Dataset items:
# # #

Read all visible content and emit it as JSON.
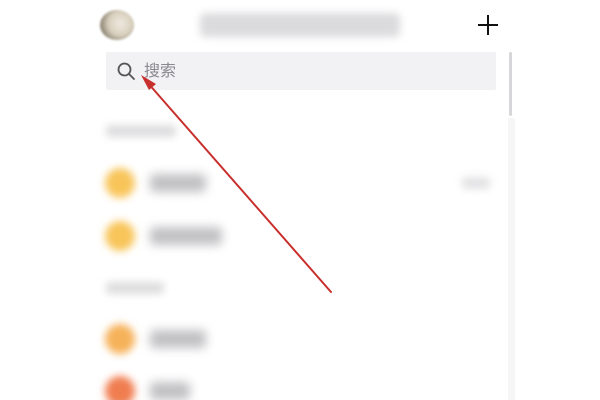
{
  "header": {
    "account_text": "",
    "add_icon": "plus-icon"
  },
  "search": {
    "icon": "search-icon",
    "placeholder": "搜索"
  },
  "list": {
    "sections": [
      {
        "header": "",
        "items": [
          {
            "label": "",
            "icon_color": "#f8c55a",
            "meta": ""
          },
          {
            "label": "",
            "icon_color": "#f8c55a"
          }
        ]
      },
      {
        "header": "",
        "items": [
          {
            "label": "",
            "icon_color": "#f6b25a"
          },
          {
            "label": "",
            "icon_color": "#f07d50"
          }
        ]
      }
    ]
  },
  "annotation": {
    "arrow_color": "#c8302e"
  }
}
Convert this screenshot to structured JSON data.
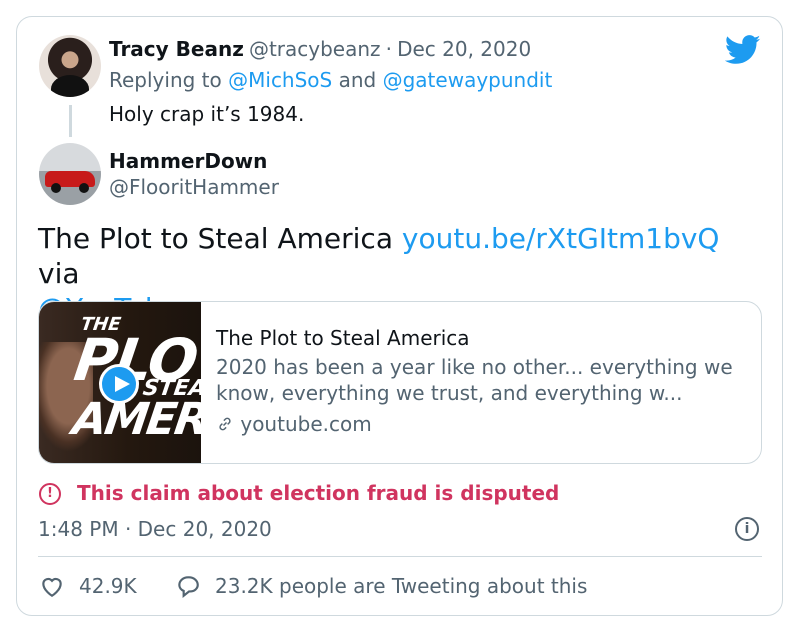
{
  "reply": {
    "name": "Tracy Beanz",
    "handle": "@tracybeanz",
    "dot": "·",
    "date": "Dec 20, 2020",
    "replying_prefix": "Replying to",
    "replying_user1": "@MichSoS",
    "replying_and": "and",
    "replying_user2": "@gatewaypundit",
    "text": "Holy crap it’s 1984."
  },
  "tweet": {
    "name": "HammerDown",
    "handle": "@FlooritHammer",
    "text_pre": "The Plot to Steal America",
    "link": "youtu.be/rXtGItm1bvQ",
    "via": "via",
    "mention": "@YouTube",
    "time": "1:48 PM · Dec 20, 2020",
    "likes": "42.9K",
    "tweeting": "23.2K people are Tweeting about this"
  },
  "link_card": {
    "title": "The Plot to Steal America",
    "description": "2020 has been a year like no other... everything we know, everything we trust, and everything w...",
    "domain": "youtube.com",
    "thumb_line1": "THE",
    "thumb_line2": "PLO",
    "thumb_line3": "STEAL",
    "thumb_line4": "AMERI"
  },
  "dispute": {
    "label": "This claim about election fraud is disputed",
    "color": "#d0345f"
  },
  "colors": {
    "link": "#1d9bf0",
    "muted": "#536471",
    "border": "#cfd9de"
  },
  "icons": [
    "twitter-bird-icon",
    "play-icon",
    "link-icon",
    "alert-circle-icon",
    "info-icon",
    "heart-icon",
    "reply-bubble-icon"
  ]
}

# # #

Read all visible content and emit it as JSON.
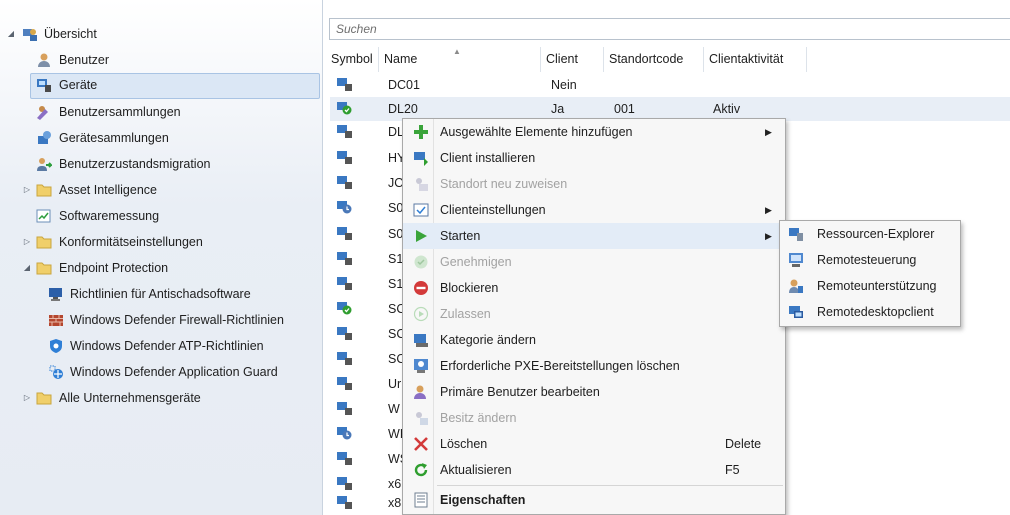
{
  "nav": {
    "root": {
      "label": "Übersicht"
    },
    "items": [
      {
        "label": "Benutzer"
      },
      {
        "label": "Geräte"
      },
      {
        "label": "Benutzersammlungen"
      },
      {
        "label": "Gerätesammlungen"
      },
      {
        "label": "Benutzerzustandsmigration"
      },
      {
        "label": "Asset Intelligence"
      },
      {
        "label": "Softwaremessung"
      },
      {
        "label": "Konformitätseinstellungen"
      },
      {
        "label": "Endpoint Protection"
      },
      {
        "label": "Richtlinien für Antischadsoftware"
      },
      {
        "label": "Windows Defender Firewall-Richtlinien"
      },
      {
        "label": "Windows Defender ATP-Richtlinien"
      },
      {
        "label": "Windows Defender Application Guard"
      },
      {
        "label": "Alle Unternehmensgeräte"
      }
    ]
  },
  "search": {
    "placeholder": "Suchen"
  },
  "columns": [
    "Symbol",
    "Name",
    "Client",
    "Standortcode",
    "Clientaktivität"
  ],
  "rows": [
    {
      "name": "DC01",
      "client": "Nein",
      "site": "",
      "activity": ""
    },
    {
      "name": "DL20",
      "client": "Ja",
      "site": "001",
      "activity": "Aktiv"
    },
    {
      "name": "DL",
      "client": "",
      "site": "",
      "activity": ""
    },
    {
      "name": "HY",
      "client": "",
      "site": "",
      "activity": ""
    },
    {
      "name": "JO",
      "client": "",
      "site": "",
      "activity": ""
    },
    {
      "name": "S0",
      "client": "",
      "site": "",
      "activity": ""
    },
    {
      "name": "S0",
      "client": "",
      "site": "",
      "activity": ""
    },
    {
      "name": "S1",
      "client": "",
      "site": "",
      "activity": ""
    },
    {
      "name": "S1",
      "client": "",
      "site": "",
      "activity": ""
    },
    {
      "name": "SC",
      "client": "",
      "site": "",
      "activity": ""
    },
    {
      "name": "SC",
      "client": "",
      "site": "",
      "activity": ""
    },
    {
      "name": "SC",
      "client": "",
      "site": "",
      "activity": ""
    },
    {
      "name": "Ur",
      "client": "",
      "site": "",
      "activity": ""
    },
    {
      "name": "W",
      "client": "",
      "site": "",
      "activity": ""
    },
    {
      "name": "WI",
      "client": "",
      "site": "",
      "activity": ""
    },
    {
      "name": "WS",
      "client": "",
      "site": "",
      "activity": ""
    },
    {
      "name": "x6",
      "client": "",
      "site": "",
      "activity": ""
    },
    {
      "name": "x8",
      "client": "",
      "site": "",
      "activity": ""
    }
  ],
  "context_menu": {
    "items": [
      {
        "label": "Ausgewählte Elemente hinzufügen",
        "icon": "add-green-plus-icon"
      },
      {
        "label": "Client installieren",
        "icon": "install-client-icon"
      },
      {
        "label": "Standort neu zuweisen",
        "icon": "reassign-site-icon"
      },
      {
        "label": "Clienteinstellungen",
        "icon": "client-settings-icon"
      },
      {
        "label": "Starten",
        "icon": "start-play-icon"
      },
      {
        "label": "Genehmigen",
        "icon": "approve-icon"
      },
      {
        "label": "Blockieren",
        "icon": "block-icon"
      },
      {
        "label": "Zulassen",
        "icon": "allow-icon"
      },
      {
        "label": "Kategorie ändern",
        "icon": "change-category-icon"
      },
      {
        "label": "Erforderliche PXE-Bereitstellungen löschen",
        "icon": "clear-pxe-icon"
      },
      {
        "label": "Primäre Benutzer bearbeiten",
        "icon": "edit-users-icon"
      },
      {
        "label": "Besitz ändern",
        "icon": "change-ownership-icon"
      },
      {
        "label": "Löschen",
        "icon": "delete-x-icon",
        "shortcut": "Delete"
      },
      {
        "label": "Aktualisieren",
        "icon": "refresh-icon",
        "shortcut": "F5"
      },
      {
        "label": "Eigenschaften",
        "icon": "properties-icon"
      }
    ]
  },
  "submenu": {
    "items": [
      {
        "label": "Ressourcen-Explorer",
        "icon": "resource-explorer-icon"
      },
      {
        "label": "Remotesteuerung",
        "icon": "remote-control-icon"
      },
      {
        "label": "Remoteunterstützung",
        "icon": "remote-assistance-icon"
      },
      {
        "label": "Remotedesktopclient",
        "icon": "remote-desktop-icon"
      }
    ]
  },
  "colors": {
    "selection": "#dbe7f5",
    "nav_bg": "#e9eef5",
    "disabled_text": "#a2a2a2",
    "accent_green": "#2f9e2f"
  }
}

# # #

What is asked = Give only the count of lines in this material that contain the string "placeholder".

Finished answer = 2